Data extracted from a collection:
|---|
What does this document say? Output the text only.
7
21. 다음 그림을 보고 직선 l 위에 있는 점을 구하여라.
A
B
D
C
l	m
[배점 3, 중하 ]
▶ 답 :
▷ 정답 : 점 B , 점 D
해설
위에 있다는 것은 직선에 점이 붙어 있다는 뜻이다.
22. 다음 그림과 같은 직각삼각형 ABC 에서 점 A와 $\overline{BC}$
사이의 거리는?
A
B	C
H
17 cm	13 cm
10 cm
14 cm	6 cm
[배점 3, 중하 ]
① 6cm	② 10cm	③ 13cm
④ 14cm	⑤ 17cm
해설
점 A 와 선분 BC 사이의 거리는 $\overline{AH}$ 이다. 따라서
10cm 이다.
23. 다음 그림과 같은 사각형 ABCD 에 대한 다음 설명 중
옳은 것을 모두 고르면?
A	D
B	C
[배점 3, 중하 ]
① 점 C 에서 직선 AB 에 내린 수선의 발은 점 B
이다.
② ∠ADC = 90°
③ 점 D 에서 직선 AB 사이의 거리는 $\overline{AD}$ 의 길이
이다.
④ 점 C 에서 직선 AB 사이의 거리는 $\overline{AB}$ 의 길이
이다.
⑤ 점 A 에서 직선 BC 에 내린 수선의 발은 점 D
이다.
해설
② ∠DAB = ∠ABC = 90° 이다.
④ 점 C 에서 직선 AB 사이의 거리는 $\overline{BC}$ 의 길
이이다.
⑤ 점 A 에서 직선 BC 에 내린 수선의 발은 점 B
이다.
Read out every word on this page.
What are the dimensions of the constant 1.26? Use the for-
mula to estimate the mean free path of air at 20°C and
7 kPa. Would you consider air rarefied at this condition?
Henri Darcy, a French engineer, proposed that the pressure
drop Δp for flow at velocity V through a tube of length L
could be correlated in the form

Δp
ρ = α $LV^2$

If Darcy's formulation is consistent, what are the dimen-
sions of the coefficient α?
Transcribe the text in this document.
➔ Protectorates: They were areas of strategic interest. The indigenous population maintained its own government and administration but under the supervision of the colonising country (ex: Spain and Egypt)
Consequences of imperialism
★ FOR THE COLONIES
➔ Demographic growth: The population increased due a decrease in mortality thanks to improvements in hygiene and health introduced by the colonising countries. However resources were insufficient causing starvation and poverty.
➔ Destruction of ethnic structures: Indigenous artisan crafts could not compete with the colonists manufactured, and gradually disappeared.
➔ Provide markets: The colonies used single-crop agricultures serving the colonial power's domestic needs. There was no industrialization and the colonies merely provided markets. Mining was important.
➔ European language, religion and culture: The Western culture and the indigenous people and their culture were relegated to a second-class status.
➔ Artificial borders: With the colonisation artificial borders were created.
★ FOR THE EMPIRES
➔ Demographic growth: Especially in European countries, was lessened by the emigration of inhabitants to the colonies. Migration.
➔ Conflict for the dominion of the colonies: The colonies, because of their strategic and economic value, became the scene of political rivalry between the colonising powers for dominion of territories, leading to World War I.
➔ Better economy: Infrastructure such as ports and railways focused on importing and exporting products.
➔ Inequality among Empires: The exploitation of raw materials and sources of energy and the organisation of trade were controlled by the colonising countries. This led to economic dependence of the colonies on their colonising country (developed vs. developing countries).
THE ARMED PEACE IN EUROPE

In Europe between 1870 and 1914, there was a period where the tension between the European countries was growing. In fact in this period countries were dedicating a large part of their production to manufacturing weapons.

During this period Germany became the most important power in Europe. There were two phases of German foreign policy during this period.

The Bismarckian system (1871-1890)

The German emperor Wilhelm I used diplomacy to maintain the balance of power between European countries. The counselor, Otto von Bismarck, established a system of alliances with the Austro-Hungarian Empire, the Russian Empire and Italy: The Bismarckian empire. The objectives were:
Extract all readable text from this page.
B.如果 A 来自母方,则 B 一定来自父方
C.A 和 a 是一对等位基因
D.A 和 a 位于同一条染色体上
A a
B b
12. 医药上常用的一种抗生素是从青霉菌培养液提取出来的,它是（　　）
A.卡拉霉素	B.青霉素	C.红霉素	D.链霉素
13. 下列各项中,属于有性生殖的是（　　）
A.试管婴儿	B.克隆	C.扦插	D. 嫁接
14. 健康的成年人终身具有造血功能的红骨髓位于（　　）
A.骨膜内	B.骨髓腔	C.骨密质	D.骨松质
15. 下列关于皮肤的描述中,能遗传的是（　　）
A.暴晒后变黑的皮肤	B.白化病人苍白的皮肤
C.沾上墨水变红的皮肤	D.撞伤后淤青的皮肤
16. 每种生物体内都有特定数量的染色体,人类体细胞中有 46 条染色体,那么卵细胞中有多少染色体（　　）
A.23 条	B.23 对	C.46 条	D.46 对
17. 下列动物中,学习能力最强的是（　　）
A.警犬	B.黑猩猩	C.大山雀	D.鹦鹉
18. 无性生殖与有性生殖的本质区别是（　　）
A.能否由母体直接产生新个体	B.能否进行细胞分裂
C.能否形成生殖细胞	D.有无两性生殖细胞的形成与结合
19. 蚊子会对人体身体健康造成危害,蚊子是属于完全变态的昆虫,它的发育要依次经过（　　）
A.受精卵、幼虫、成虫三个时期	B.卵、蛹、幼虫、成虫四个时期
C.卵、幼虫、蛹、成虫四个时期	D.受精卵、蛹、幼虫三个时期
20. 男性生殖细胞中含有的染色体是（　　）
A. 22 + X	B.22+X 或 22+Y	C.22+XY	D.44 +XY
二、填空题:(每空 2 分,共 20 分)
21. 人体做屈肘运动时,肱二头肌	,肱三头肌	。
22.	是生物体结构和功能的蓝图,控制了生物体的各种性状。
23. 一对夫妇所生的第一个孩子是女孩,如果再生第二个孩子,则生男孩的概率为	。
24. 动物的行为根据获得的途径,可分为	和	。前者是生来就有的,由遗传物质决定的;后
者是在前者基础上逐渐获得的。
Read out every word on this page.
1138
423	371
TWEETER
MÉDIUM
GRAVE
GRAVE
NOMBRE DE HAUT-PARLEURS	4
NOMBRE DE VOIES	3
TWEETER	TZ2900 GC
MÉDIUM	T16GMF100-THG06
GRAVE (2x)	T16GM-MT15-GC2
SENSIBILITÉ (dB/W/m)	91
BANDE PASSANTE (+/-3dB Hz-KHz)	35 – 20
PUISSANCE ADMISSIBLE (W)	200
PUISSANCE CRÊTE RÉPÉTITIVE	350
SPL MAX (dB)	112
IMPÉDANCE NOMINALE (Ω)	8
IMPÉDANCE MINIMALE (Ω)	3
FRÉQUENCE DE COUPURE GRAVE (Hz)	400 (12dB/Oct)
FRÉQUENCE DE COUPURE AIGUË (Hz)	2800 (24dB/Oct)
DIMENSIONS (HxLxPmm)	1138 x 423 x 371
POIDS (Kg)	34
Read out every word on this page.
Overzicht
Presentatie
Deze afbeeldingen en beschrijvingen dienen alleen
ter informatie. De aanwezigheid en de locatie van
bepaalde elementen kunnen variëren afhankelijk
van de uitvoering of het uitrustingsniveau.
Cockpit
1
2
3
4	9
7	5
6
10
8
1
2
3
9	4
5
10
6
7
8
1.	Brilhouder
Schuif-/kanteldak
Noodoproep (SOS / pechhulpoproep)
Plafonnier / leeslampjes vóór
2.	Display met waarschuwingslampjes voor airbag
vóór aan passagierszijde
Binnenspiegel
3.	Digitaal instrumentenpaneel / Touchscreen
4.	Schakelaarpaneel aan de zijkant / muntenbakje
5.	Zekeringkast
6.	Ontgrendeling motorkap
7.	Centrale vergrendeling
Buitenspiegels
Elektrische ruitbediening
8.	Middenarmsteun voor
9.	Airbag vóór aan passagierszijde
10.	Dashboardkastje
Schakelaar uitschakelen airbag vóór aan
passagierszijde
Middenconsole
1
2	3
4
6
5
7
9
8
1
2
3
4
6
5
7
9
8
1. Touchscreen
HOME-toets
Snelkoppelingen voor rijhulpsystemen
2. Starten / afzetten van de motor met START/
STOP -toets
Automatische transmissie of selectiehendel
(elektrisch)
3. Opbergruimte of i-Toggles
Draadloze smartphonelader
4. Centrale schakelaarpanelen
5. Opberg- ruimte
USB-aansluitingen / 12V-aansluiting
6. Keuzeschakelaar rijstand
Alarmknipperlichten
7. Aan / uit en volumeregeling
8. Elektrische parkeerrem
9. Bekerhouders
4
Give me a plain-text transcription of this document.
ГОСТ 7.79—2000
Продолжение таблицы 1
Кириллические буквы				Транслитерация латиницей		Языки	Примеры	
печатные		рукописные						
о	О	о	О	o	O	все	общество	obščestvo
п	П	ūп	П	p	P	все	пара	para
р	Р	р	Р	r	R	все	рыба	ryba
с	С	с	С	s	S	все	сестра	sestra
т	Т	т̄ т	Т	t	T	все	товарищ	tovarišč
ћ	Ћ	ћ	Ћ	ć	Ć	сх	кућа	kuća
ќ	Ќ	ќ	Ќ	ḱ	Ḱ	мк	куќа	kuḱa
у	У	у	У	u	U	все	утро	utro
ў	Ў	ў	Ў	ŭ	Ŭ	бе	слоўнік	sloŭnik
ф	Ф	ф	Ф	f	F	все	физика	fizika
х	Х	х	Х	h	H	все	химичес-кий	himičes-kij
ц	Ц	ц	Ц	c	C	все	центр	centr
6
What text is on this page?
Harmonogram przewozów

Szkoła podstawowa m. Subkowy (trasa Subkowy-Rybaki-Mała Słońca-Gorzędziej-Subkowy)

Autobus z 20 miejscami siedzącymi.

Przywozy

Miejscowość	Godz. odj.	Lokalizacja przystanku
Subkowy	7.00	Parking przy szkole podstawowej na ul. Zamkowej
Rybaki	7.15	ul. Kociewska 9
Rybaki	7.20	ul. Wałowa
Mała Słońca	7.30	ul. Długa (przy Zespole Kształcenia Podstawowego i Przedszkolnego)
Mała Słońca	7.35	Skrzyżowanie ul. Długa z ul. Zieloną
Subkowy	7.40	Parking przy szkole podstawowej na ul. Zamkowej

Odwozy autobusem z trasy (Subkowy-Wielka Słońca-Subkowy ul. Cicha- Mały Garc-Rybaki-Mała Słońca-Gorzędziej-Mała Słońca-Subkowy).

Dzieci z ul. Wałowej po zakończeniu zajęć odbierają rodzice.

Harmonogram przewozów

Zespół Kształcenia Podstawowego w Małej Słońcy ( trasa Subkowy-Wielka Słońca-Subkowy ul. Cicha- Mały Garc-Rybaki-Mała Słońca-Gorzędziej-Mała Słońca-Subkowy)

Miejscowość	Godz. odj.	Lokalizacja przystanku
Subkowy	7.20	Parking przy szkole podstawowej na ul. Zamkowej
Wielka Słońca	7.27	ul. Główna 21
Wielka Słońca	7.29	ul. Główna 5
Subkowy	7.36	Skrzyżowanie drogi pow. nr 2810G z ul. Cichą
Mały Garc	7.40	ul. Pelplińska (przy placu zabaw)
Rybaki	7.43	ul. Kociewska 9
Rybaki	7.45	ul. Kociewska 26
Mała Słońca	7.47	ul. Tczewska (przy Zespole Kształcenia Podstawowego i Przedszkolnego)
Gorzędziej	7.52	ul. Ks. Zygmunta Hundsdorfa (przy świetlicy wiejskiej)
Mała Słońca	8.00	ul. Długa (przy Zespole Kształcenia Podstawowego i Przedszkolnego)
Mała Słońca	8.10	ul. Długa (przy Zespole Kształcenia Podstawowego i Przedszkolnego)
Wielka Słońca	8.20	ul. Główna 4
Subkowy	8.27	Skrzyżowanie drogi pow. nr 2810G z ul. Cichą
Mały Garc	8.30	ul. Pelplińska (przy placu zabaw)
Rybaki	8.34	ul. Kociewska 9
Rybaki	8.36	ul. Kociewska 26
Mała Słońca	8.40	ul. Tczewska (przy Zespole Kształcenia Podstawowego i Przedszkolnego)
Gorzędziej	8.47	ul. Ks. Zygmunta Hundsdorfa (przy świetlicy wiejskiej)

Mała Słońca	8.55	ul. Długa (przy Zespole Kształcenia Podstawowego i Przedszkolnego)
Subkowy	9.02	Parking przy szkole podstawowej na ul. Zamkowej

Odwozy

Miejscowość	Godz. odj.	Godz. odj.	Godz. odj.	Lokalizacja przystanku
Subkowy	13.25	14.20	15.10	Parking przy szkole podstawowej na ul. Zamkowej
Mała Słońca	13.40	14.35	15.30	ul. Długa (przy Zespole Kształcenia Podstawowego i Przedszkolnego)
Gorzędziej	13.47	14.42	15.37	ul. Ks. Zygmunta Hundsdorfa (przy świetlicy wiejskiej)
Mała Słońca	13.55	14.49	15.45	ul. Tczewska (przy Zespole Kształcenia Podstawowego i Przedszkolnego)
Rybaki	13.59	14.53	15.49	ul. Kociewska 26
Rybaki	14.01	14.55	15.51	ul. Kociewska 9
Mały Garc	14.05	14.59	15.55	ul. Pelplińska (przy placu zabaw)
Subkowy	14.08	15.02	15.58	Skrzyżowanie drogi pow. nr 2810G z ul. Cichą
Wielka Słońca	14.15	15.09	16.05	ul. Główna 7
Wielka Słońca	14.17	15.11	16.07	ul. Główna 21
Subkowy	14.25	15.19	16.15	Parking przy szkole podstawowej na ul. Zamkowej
|---|
→ **Work required**:
Each line in the listing above that contains "Główna" should be copied.

→ **Task solution**:
Wielka Słońca	7.27	ul. Główna 21
Wielka Słońca	7.29	ul. Główna 5
Wielka Słońca	8.20	ul. Główna 4
Wielka Słońca	14.15	15.09	16.05	ul. Główna 7
Wielka Słońca	14.17	15.11	16.07	ul. Główna 21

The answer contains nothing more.